Problem description |
Copy out all the lines in the records that include the word "đương".

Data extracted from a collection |

╔══

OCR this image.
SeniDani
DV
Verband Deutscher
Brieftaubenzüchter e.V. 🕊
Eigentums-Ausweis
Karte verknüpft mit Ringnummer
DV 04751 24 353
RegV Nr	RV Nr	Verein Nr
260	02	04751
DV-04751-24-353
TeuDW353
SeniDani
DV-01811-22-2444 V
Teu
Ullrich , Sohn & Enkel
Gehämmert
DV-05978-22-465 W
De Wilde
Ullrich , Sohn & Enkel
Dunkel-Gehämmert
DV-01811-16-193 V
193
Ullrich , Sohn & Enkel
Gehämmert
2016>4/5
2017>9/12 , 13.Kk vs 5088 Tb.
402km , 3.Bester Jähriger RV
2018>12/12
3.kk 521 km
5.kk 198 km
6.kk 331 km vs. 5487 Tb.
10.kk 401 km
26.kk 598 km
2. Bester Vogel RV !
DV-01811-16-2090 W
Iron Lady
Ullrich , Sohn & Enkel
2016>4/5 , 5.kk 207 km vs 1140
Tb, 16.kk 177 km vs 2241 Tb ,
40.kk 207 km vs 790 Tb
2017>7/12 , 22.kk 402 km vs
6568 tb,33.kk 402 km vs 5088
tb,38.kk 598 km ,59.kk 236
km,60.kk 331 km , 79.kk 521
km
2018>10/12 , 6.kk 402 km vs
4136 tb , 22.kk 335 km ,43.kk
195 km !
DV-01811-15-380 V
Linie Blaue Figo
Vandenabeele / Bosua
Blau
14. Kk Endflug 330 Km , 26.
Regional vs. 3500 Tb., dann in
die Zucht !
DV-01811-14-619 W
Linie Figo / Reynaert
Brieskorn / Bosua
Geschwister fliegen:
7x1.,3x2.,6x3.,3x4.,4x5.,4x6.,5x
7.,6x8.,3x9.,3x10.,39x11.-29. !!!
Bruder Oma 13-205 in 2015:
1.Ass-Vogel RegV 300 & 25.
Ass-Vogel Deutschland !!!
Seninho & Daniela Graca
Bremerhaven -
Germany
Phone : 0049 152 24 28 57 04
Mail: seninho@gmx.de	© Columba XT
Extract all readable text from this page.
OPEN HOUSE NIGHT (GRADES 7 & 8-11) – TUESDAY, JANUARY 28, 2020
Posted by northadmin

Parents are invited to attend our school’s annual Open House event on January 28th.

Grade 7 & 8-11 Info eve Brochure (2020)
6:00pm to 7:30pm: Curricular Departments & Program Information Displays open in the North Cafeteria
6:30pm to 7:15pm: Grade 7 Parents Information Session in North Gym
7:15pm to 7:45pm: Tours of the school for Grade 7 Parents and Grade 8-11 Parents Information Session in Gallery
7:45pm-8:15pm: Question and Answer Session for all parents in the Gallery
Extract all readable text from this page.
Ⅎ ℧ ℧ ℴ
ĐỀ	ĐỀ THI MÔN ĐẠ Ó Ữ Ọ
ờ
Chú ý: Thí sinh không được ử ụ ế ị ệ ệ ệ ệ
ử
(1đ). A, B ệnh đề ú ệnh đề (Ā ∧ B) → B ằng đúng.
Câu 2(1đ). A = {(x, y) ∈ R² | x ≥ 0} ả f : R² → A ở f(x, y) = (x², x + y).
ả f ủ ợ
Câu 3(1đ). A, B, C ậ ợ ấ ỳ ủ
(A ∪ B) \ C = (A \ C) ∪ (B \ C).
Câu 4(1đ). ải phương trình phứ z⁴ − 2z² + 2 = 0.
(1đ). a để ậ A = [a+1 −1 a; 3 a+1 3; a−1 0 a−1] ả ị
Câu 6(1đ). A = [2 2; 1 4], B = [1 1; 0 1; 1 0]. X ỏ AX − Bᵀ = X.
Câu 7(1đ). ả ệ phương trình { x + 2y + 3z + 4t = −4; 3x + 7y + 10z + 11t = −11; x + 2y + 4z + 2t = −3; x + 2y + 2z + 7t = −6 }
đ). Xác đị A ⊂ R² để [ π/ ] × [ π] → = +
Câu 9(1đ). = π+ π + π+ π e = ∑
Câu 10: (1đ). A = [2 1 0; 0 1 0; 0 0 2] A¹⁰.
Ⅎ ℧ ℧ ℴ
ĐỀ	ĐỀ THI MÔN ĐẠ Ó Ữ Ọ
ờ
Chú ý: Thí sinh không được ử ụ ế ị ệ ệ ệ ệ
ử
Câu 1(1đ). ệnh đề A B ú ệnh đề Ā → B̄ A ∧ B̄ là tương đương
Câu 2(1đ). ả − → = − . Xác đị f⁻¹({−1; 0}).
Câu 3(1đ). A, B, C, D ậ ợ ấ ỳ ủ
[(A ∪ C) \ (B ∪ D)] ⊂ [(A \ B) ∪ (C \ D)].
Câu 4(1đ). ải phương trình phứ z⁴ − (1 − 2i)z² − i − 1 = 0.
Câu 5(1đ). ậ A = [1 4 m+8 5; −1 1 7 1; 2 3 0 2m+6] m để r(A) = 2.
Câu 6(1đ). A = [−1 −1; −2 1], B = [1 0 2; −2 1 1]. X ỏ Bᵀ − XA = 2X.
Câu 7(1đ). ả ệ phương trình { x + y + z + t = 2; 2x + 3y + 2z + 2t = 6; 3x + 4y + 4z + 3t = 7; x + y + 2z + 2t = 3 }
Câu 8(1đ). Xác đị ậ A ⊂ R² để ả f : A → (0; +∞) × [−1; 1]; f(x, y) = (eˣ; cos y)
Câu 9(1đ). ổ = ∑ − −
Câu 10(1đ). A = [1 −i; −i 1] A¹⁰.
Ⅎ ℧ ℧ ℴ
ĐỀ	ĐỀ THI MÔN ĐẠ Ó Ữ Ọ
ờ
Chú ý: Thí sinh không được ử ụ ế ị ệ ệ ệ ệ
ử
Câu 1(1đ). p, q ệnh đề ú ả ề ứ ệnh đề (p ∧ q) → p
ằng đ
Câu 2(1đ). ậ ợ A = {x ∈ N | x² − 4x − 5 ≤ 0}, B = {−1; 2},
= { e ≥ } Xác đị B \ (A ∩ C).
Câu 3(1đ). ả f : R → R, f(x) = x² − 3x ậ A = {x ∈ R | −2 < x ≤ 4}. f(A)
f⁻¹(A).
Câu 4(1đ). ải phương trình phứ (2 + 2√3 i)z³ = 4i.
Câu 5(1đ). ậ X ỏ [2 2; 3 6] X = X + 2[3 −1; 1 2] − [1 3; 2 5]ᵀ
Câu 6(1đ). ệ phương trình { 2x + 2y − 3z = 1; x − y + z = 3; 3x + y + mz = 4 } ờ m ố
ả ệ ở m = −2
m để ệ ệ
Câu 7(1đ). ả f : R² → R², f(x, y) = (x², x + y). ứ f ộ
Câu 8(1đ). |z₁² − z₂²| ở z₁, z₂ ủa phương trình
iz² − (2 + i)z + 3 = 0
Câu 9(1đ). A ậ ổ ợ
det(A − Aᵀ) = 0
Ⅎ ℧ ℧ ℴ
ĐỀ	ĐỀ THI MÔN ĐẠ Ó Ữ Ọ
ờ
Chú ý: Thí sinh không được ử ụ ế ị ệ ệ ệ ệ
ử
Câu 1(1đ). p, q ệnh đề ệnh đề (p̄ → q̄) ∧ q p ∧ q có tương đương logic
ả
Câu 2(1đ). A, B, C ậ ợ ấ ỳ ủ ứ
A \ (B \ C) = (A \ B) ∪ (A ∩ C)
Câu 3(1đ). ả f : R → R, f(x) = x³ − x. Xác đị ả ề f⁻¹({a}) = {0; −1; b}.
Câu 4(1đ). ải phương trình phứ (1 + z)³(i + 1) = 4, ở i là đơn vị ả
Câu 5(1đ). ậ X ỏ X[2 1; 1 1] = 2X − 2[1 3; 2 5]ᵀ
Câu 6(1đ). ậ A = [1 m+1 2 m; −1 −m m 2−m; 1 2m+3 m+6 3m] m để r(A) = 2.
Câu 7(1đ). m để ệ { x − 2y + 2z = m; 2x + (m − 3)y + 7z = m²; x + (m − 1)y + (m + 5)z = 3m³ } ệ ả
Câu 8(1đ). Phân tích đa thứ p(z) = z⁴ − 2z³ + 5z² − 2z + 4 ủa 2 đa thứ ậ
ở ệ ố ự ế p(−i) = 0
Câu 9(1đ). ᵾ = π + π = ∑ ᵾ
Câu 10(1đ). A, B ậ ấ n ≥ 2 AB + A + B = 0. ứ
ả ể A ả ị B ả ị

╚══

Solution for this problem |
Câu 1(1đ). ệnh đề A B ú ệnh đề Ā → B̄ A ∧ B̄ là tương đương
Câu 1(1đ). p, q ệnh đề ệnh đề (p̄ → q̄) ∧ q p ∧ q có tương đương logic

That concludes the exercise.